[Start DOCUMENT]
The decisive encounter took place at Almanza. This battle is unique among battles in that a Frenchman commanded the English, and an Englishman the French. The general of the English was the ex-count of Ruvigny a Huguenot who had been driven from France by the revocation of the edict of Nantes. He had been created Earl of Galway in Ireland. He was a good soldier and was now fighting with bitter animosity against the king who had persecuted him.

But to the battle. Berwick led his own right wing. He threw into some disorder the English left; then instead of following up his advantage in that direction, he wheeled suddenly to the left, fell upon the enemy's centre and crushed it. The victory was complete. An English account says that out of the thirty thousand men which Galway led into the field, seventeen thousand either fell or were taken prisoner; and that they lost all their artillery and baggage.

The English landed another army in Spain under General Stanhope, and the Emperor one under Count Staremberg. Philip called loudly for Berwick, but Louis could not spare him: he was holding the wolf by the ears and it would not do to call him off.

Villa-Viciosa was Vend?me's last fight: the sober fit proved fatal; he died in Spain soon after the battle. Philip who was his cousin one degree further removed than Berwick, caused his remains to be laid in the royal sepulchre of the Escurial, and they repose there still.

A change of ministry at this time in England, led to one of those acts that have purchased for her the name of Perfidious Albion. Legend says a glass of water did it. Sarah duchess of Marlborough was mistress of the household of Queen Anne. The two ladies were so affectionate that they gave each other pet names: Anne was Mrs. Morley, Sarah was Mrs. Freeman, and the more affectionate they grew the more they quarrelled. One day during a skirmish, Mrs. Morley asked Mrs. Freeman to bring her a glass of water. She obeyed, but instead of presenting it with proper grace, she pushed the salver into the queen's face and upset the glass in her lap. The queen ordered her to quit her presence, and directly sent and demanded of her the gold key which was her emblem of office.
[End DOCUMENT]
[Start DATA LINES]
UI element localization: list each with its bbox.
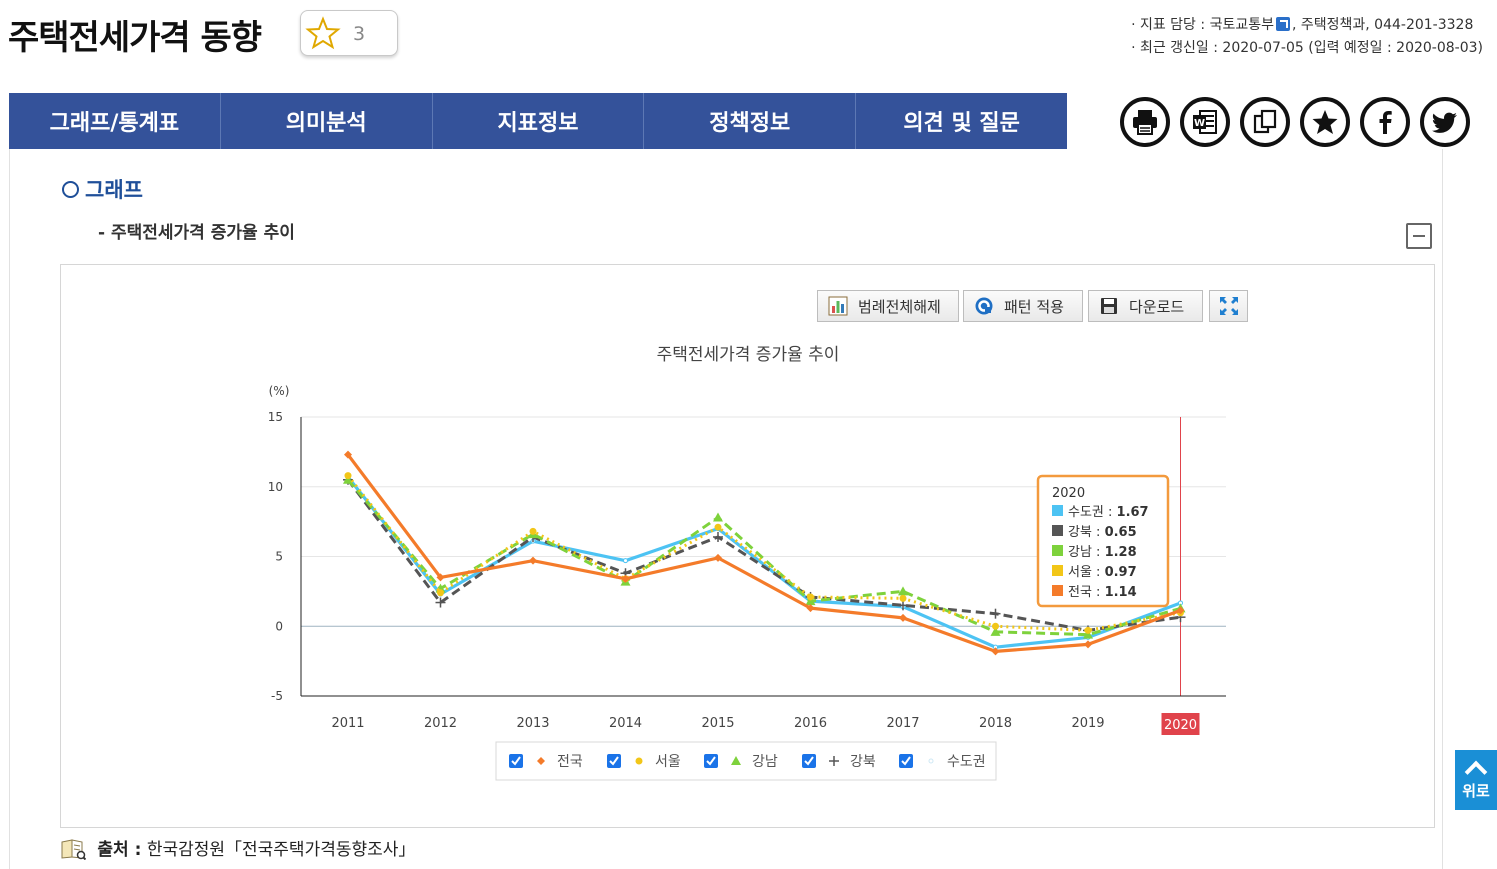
[End DATA LINES]
= SHORT EXERCISE =
From the history passage above, write out word for word the section starting at "A change of" and ending at "emblem of office.".

= THE COMPLETED TASK =
A change of ministry at this time in England, led to one of those acts that have purchased for her the name of Perfidious Albion. Legend says a glass of water did it. Sarah duchess of Marlborough was mistress of the household of Queen Anne. The two ladies were so affectionate that they gave each other pet names: Anne was Mrs. Morley, Sarah was Mrs. Freeman, and the more affectionate they grew the more they quarrelled. One day during a skirmish, Mrs. Morley asked Mrs. Freeman to bring her a glass of water. She obeyed, but instead of presenting it with proper grace, she pushed the salver into the queen's face and upset the glass in her lap. The queen ordered her to quit her presence, and directly sent and demanded of her the gold key which was her emblem of office.